> **GIVEN DATA**:
◆ ◆ ◆ ◆
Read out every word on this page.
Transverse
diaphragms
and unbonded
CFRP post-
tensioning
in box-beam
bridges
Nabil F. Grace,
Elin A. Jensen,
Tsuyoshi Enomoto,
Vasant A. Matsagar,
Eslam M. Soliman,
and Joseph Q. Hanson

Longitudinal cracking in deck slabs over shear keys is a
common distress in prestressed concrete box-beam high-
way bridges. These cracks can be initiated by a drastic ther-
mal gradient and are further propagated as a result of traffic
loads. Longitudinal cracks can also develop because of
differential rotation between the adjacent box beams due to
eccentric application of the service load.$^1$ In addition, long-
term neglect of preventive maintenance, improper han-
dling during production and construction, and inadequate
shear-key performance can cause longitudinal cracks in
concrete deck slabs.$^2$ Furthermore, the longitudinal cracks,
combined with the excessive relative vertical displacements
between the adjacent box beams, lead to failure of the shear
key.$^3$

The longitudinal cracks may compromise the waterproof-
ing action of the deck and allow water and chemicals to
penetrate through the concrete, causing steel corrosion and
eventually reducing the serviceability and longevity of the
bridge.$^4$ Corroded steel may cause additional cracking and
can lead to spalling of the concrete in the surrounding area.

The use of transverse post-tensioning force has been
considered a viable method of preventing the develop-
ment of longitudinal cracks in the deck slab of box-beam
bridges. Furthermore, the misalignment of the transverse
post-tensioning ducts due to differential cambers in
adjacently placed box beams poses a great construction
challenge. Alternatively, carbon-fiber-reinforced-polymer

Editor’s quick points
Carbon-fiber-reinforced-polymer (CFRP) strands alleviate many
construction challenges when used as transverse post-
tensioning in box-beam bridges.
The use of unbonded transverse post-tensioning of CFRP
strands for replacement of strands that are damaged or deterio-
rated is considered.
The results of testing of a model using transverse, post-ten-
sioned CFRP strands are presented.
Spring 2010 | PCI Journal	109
◆ ◆ ◆ ◆
> **TASK INSTRUCTIONS**: Above are the records. Identify each line that contains the word "develop".

> **OUTPUT BELOW**:
loads. Longitudinal cracks can also develop because of
considered a viable method of preventing the develop-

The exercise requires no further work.